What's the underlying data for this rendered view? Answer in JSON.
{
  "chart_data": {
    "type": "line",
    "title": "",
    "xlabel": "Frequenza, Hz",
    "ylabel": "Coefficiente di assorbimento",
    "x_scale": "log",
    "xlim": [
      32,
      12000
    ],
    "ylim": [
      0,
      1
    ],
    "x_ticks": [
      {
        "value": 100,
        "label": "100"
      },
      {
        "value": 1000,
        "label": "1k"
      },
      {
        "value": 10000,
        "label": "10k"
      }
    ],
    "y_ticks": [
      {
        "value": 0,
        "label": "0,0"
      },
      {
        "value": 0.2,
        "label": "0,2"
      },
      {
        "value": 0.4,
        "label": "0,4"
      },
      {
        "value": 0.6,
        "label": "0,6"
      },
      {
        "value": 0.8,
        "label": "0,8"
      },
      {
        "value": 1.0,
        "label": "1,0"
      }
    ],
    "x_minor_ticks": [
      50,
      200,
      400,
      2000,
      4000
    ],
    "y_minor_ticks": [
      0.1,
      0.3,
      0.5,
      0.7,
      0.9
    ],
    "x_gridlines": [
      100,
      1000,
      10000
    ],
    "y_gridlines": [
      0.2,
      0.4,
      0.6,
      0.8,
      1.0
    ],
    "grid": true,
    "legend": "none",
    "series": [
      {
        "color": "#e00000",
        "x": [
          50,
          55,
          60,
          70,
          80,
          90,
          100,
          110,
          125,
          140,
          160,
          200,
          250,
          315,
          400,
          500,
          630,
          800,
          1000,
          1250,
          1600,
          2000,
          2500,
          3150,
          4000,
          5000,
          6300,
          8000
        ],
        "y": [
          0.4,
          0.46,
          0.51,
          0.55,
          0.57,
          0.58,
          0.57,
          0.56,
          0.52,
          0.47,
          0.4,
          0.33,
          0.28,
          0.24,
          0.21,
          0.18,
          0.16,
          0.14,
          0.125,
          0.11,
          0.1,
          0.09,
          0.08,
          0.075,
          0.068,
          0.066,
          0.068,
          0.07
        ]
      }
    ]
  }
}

■ ■ ■

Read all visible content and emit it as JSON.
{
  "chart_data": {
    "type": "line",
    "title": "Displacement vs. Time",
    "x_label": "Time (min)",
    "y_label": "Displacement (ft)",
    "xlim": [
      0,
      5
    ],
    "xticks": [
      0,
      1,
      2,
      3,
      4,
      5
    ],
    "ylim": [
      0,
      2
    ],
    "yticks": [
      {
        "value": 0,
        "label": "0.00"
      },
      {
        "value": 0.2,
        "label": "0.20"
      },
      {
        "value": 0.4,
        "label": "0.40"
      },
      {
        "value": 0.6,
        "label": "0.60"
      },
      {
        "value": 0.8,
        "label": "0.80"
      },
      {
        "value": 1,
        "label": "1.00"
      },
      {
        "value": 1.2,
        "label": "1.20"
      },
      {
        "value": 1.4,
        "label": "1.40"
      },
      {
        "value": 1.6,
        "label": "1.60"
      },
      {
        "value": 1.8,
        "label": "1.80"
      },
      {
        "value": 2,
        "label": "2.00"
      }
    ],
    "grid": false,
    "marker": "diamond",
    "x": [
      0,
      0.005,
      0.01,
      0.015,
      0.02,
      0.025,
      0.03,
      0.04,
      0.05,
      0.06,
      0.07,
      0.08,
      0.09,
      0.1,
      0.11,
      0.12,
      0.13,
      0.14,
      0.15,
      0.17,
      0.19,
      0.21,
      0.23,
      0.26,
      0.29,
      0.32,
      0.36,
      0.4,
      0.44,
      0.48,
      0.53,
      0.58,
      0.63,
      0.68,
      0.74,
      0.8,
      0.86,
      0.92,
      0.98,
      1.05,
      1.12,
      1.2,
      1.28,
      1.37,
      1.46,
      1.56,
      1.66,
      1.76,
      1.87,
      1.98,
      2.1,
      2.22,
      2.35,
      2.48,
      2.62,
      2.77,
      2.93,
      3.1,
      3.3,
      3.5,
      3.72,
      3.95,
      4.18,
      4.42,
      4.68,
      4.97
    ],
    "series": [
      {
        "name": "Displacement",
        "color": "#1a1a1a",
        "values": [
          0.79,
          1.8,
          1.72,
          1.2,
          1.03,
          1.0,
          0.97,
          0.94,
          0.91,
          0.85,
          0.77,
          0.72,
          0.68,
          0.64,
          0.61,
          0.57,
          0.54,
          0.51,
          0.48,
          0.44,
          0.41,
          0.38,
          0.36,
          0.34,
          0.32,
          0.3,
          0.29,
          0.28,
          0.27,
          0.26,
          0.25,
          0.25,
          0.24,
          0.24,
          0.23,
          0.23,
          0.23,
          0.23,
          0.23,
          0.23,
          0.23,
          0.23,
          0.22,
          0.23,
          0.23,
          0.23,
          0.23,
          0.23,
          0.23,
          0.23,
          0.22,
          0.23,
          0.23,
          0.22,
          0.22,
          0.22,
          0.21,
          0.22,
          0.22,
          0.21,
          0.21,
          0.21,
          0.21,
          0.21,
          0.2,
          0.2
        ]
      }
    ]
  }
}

■ ■ ■

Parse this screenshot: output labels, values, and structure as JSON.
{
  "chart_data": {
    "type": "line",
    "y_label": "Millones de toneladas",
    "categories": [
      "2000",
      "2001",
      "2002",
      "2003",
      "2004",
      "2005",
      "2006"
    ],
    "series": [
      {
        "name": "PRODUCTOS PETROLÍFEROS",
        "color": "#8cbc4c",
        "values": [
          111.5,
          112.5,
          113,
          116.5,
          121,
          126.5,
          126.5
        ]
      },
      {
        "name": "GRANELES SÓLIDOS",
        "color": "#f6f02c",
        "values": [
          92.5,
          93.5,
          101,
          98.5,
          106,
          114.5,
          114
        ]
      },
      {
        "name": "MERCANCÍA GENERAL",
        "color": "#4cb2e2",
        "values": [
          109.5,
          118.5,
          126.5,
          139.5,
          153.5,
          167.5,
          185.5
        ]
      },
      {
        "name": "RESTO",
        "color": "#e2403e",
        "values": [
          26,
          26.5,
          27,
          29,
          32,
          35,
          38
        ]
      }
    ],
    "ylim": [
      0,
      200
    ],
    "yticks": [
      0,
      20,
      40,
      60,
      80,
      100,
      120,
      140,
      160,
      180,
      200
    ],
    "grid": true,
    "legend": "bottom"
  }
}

■ ■ ■

* **Set problem**: Identify the lines above that contain the word "color", then copy them.

* **Solution**:
        "color": "#e00000",
        "color": "#1a1a1a",
        "color": "#8cbc4c",
        "color": "#f6f02c",
        "color": "#4cb2e2",
        "color": "#e2403e",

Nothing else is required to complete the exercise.